--- PASSAGE TO READ ---

I_Am_Glowing_With_Love Posted July 19, 2017 Report Posted July 19, 2017 I would like a better understanding of what DD/lg (MD/lb) really means, please? I think that me and my Sissy might kind of accidently be like this. I am very kiddish, so I think I might be a little. And I think that my Sissy might be my caregiver, because she helps me feel safe, and I only really fully show my kiddish side around her and her daughter. From what I've gathered so far, I understand that there doesn't have to be any sex or nudity involved. There often is, but there doesn't have to be. That there are asexual littles, who have completely platonic relationships with their caregiver figures. Also, that pet play can figure in as well. So her being my Wolfy Sis, and me being her Little Bunny, can fit in with the little/caregiver dynamic. So here are my questions. Is there anything that I am missing? Do I seem to be on the right track? I want to be sure that I am truly understanding these concepts, and not missing a very important detail.
Spooky Posted July 19, 2017 Report Posted July 19, 2017 You have the right idea, totally!!!!!! So just like no two vanilla relationships are the same, no two kink or DD/LG relationships are the same! You can absolutely have a non sexual DD/LG relationship! Your Wolfy Sis and you totally fit in with the little/caregiver dynamic! You just have to make it your own!

---

◆ **GIVEN PROBLEM A**:
In the forum thread, what pet-play name does the first poster have in the relationship with their Sissy?

--- DATASET RECORDS ---

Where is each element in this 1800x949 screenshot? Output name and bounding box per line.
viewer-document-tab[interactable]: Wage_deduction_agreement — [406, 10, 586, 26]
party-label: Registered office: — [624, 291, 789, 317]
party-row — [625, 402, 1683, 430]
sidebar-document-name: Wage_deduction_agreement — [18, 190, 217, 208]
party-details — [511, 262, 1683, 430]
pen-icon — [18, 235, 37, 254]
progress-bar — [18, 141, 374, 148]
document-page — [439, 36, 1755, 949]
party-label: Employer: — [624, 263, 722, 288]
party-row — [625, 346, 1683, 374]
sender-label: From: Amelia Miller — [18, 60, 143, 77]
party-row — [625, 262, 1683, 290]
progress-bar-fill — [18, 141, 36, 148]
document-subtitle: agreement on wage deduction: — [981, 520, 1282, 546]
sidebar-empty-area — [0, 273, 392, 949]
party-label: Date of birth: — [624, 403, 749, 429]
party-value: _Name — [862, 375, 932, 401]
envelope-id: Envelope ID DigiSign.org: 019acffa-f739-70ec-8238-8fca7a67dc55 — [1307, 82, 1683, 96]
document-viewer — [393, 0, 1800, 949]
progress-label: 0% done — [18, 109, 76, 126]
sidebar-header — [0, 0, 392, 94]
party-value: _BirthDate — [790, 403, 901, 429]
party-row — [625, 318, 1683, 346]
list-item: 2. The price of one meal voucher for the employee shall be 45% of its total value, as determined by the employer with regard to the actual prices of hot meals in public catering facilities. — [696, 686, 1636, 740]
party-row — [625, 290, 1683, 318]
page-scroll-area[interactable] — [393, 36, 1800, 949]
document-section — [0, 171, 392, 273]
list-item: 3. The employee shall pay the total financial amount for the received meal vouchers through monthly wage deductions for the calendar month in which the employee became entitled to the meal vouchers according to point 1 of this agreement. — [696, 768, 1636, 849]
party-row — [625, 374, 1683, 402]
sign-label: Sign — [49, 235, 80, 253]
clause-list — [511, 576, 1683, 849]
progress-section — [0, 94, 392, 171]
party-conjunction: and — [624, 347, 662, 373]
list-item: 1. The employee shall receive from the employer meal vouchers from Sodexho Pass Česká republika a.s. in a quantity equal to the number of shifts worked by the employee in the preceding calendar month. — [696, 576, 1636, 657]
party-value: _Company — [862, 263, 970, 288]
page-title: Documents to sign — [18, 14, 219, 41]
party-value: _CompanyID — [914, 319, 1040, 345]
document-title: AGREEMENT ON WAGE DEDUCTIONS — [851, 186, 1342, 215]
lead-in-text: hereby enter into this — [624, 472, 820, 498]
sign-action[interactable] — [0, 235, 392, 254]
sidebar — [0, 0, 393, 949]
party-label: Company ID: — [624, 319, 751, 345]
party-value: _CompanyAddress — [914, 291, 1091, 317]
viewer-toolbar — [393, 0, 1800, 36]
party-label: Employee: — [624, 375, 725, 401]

---

◆ **GIVEN PROBLEM B**:
Extract everything in the records from the very first line down through the line containing "party-value: _BirthDate —", both ends included, reproducing each line unchanged.

◆ **FULL ANSWER A**:
Little Bunny.

◆ **FULL ANSWER B**:
Where is each element in this 1800x949 screenshot? Output name and bounding box per line.
viewer-document-tab[interactable]: Wage_deduction_agreement — [406, 10, 586, 26]
party-label: Registered office: — [624, 291, 789, 317]
party-row — [625, 402, 1683, 430]
sidebar-document-name: Wage_deduction_agreement — [18, 190, 217, 208]
party-details — [511, 262, 1683, 430]
pen-icon — [18, 235, 37, 254]
progress-bar — [18, 141, 374, 148]
document-page — [439, 36, 1755, 949]
party-label: Employer: — [624, 263, 722, 288]
party-row — [625, 346, 1683, 374]
sender-label: From: Amelia Miller — [18, 60, 143, 77]
party-row — [625, 262, 1683, 290]
progress-bar-fill — [18, 141, 36, 148]
document-subtitle: agreement on wage deduction: — [981, 520, 1282, 546]
sidebar-empty-area — [0, 273, 392, 949]
party-label: Date of birth: — [624, 403, 749, 429]
party-value: _Name — [862, 375, 932, 401]
envelope-id: Envelope ID DigiSign.org: 019acffa-f739-70ec-8238-8fca7a67dc55 — [1307, 82, 1683, 96]
document-viewer — [393, 0, 1800, 949]
progress-label: 0% done — [18, 109, 76, 126]
sidebar-header — [0, 0, 392, 94]
party-value: _BirthDate — [790, 403, 901, 429]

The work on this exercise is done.